In the listing below, locate the lines bearing the word "为正实数". Copy every one of them.

════

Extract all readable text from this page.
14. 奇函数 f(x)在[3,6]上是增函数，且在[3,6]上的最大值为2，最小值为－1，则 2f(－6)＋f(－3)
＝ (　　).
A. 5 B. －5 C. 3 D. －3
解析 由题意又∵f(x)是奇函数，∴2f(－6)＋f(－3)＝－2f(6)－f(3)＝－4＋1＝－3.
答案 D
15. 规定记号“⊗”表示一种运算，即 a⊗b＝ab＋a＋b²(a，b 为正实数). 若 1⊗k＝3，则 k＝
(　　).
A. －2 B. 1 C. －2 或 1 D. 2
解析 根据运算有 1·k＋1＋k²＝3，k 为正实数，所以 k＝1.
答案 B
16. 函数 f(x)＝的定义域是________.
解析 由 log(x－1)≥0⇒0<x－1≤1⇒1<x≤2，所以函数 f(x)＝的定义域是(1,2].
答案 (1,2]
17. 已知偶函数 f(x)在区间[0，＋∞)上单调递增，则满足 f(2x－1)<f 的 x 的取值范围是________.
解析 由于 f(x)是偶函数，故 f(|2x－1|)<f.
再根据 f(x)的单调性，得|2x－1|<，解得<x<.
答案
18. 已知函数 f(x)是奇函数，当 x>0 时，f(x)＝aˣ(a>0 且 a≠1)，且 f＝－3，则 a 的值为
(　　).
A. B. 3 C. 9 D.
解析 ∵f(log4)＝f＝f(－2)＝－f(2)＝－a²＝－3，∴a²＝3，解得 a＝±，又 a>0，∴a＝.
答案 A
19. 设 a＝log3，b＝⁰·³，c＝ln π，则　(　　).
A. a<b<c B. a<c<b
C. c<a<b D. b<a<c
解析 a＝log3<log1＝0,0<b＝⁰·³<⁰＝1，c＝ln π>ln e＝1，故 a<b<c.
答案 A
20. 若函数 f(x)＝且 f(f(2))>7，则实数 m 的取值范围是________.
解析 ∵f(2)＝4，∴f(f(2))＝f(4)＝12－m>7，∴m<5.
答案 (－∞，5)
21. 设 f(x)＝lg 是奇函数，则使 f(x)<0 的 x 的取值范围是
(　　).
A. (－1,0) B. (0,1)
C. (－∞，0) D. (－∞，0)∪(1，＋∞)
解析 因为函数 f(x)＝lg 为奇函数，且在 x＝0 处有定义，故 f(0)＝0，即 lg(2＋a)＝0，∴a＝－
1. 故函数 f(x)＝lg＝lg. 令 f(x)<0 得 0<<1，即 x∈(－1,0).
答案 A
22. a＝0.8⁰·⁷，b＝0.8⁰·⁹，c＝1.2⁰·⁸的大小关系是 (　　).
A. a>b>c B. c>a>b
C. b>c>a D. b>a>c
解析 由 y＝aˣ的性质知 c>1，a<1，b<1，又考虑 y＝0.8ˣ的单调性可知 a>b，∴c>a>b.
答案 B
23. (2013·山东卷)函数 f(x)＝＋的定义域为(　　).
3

════

[The output]
15. 规定记号“⊗”表示一种运算，即 a⊗b＝ab＋a＋b²(a，b 为正实数). 若 1⊗k＝3，则 k＝
解析 根据运算有 1·k＋1＋k²＝3，k 为正实数，所以 k＝1.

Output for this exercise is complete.